### YOUR GOAL
Repeat the records below exactly, leaving out every picture.

### RECORDS FOR PROCESSING

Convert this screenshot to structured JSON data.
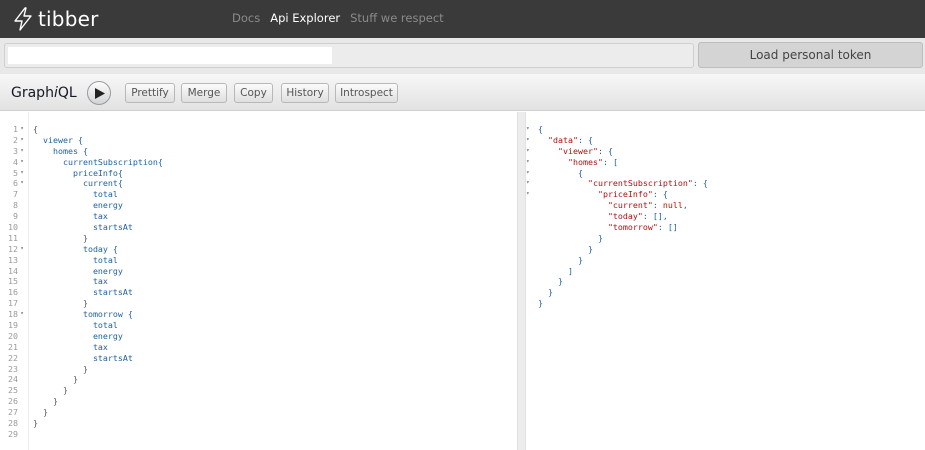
{
  "nav": {
    "logo_text": "tibber",
    "links": [
      {
        "label": "Docs",
        "active": false
      },
      {
        "label": "Api Explorer",
        "active": true
      },
      {
        "label": "Stuff we respect",
        "active": false
      }
    ]
  },
  "token": {
    "input_value": "",
    "button_label": "Load personal token"
  },
  "toolbar": {
    "title_prefix": "Graph",
    "title_italic": "i",
    "title_suffix": "QL",
    "buttons": [
      "Prettify",
      "Merge",
      "Copy",
      "History",
      "Introspect"
    ]
  },
  "query": {
    "line_numbers": [
      "1",
      "2",
      "3",
      "4",
      "5",
      "6",
      "7",
      "8",
      "9",
      "10",
      "11",
      "12",
      "13",
      "14",
      "15",
      "16",
      "17",
      "18",
      "19",
      "20",
      "21",
      "22",
      "23",
      "24",
      "25",
      "26",
      "27",
      "28",
      "29"
    ],
    "fold_markers": [
      "▾",
      "▾",
      "▾",
      "▾",
      "▾",
      "▾",
      "",
      "",
      "",
      "",
      "",
      "▾",
      "",
      "",
      "",
      "",
      "",
      "▾",
      "",
      "",
      "",
      "",
      "",
      "",
      "",
      "",
      "",
      "",
      ""
    ],
    "lines": [
      "{",
      "  viewer {",
      "    homes {",
      "      currentSubscription{",
      "        priceInfo{",
      "          current{",
      "            total",
      "            energy",
      "            tax",
      "            startsAt",
      "          }",
      "          today {",
      "            total",
      "            energy",
      "            tax",
      "            startsAt",
      "          }",
      "          tomorrow {",
      "            total",
      "            energy",
      "            tax",
      "            startsAt",
      "          }",
      "        }",
      "      }",
      "    }",
      "  }",
      "}",
      ""
    ]
  },
  "result": {
    "fold_markers": [
      "▾",
      "▾",
      "▾",
      "▾",
      "▾",
      "▾",
      "▾",
      "",
      "",
      "",
      "",
      "",
      "",
      "",
      "",
      "",
      "",
      "",
      ""
    ],
    "lines": [
      [
        {
          "t": "{",
          "c": "p"
        }
      ],
      [
        {
          "t": "  ",
          "c": "p"
        },
        {
          "t": "\"data\"",
          "c": "k"
        },
        {
          "t": ": {",
          "c": "p"
        }
      ],
      [
        {
          "t": "    ",
          "c": "p"
        },
        {
          "t": "\"viewer\"",
          "c": "k"
        },
        {
          "t": ": {",
          "c": "p"
        }
      ],
      [
        {
          "t": "      ",
          "c": "p"
        },
        {
          "t": "\"homes\"",
          "c": "k"
        },
        {
          "t": ": [",
          "c": "p"
        }
      ],
      [
        {
          "t": "        {",
          "c": "p"
        }
      ],
      [
        {
          "t": "          ",
          "c": "p"
        },
        {
          "t": "\"currentSubscription\"",
          "c": "k"
        },
        {
          "t": ": {",
          "c": "p"
        }
      ],
      [
        {
          "t": "            ",
          "c": "p"
        },
        {
          "t": "\"priceInfo\"",
          "c": "k"
        },
        {
          "t": ": {",
          "c": "p"
        }
      ],
      [
        {
          "t": "              ",
          "c": "p"
        },
        {
          "t": "\"current\"",
          "c": "k"
        },
        {
          "t": ": ",
          "c": "p"
        },
        {
          "t": "null",
          "c": "n"
        },
        {
          "t": ",",
          "c": "p"
        }
      ],
      [
        {
          "t": "              ",
          "c": "p"
        },
        {
          "t": "\"today\"",
          "c": "k"
        },
        {
          "t": ": [],",
          "c": "p"
        }
      ],
      [
        {
          "t": "              ",
          "c": "p"
        },
        {
          "t": "\"tomorrow\"",
          "c": "k"
        },
        {
          "t": ": []",
          "c": "p"
        }
      ],
      [
        {
          "t": "            }",
          "c": "p"
        }
      ],
      [
        {
          "t": "          }",
          "c": "p"
        }
      ],
      [
        {
          "t": "        }",
          "c": "p"
        }
      ],
      [
        {
          "t": "      ]",
          "c": "p"
        }
      ],
      [
        {
          "t": "    }",
          "c": "p"
        }
      ],
      [
        {
          "t": "  }",
          "c": "p"
        }
      ],
      [
        {
          "t": "}",
          "c": "p"
        }
      ]
    ]
  },
  "colors": {
    "nav_bg": "#3a3a3a",
    "field_blue": "#1f61a0",
    "json_key": "#a11",
    "null_red": "#b11a04"
  }
}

### SOLUTION TO THIS PROBLEM
Convert this screenshot to structured JSON data.
{
  "nav": {
    "logo_text": "tibber",
    "links": [
      {
        "label": "Docs",
        "active": false
      },
      {
        "label": "Api Explorer",
        "active": true
      },
      {
        "label": "Stuff we respect",
        "active": false
      }
    ]
  },
  "token": {
    "input_value": "",
    "button_label": "Load personal token"
  },
  "toolbar": {
    "title_prefix": "Graph",
    "title_italic": "i",
    "title_suffix": "QL",
    "buttons": [
      "Prettify",
      "Merge",
      "Copy",
      "History",
      "Introspect"
    ]
  },
  "query": {
    "line_numbers": [
      "1",
      "2",
      "3",
      "4",
      "5",
      "6",
      "7",
      "8",
      "9",
      "10",
      "11",
      "12",
      "13",
      "14",
      "15",
      "16",
      "17",
      "18",
      "19",
      "20",
      "21",
      "22",
      "23",
      "24",
      "25",
      "26",
      "27",
      "28",
      "29"
    ],
    "fold_markers": [
      "▾",
      "▾",
      "▾",
      "▾",
      "▾",
      "▾",
      "",
      "",
      "",
      "",
      "",
      "▾",
      "",
      "",
      "",
      "",
      "",
      "▾",
      "",
      "",
      "",
      "",
      "",
      "",
      "",
      "",
      "",
      "",
      ""
    ],
    "lines": [
      "{",
      "  viewer {",
      "    homes {",
      "      currentSubscription{",
      "        priceInfo{",
      "          current{",
      "            total",
      "            energy",
      "            tax",
      "            startsAt",
      "          }",
      "          today {",
      "            total",
      "            energy",
      "            tax",
      "            startsAt",
      "          }",
      "          tomorrow {",
      "            total",
      "            energy",
      "            tax",
      "            startsAt",
      "          }",
      "        }",
      "      }",
      "    }",
      "  }",
      "}",
      ""
    ]
  },
  "result": {
    "fold_markers": [
      "▾",
      "▾",
      "▾",
      "▾",
      "▾",
      "▾",
      "▾",
      "",
      "",
      "",
      "",
      "",
      "",
      "",
      "",
      "",
      "",
      "",
      ""
    ],
    "lines": [
      [
        {
          "t": "{",
          "c": "p"
        }
      ],
      [
        {
          "t": "  ",
          "c": "p"
        },
        {
          "t": "\"data\"",
          "c": "k"
        },
        {
          "t": ": {",
          "c": "p"
        }
      ],
      [
        {
          "t": "    ",
          "c": "p"
        },
        {
          "t": "\"viewer\"",
          "c": "k"
        },
        {
          "t": ": {",
          "c": "p"
        }
      ],
      [
        {
          "t": "      ",
          "c": "p"
        },
        {
          "t": "\"homes\"",
          "c": "k"
        },
        {
          "t": ": [",
          "c": "p"
        }
      ],
      [
        {
          "t": "        {",
          "c": "p"
        }
      ],
      [
        {
          "t": "          ",
          "c": "p"
        },
        {
          "t": "\"currentSubscription\"",
          "c": "k"
        },
        {
          "t": ": {",
          "c": "p"
        }
      ],
      [
        {
          "t": "            ",
          "c": "p"
        },
        {
          "t": "\"priceInfo\"",
          "c": "k"
        },
        {
          "t": ": {",
          "c": "p"
        }
      ],
      [
        {
          "t": "              ",
          "c": "p"
        },
        {
          "t": "\"current\"",
          "c": "k"
        },
        {
          "t": ": ",
          "c": "p"
        },
        {
          "t": "null",
          "c": "n"
        },
        {
          "t": ",",
          "c": "p"
        }
      ],
      [
        {
          "t": "              ",
          "c": "p"
        },
        {
          "t": "\"today\"",
          "c": "k"
        },
        {
          "t": ": [],",
          "c": "p"
        }
      ],
      [
        {
          "t": "              ",
          "c": "p"
        },
        {
          "t": "\"tomorrow\"",
          "c": "k"
        },
        {
          "t": ": []",
          "c": "p"
        }
      ],
      [
        {
          "t": "            }",
          "c": "p"
        }
      ],
      [
        {
          "t": "          }",
          "c": "p"
        }
      ],
      [
        {
          "t": "        }",
          "c": "p"
        }
      ],
      [
        {
          "t": "      ]",
          "c": "p"
        }
      ],
      [
        {
          "t": "    }",
          "c": "p"
        }
      ],
      [
        {
          "t": "  }",
          "c": "p"
        }
      ],
      [
        {
          "t": "}",
          "c": "p"
        }
      ]
    ]
  },
  "colors": {
    "nav_bg": "#3a3a3a",
    "field_blue": "#1f61a0",
    "json_key": "#a11",
    "null_red": "#b11a04"
  }
}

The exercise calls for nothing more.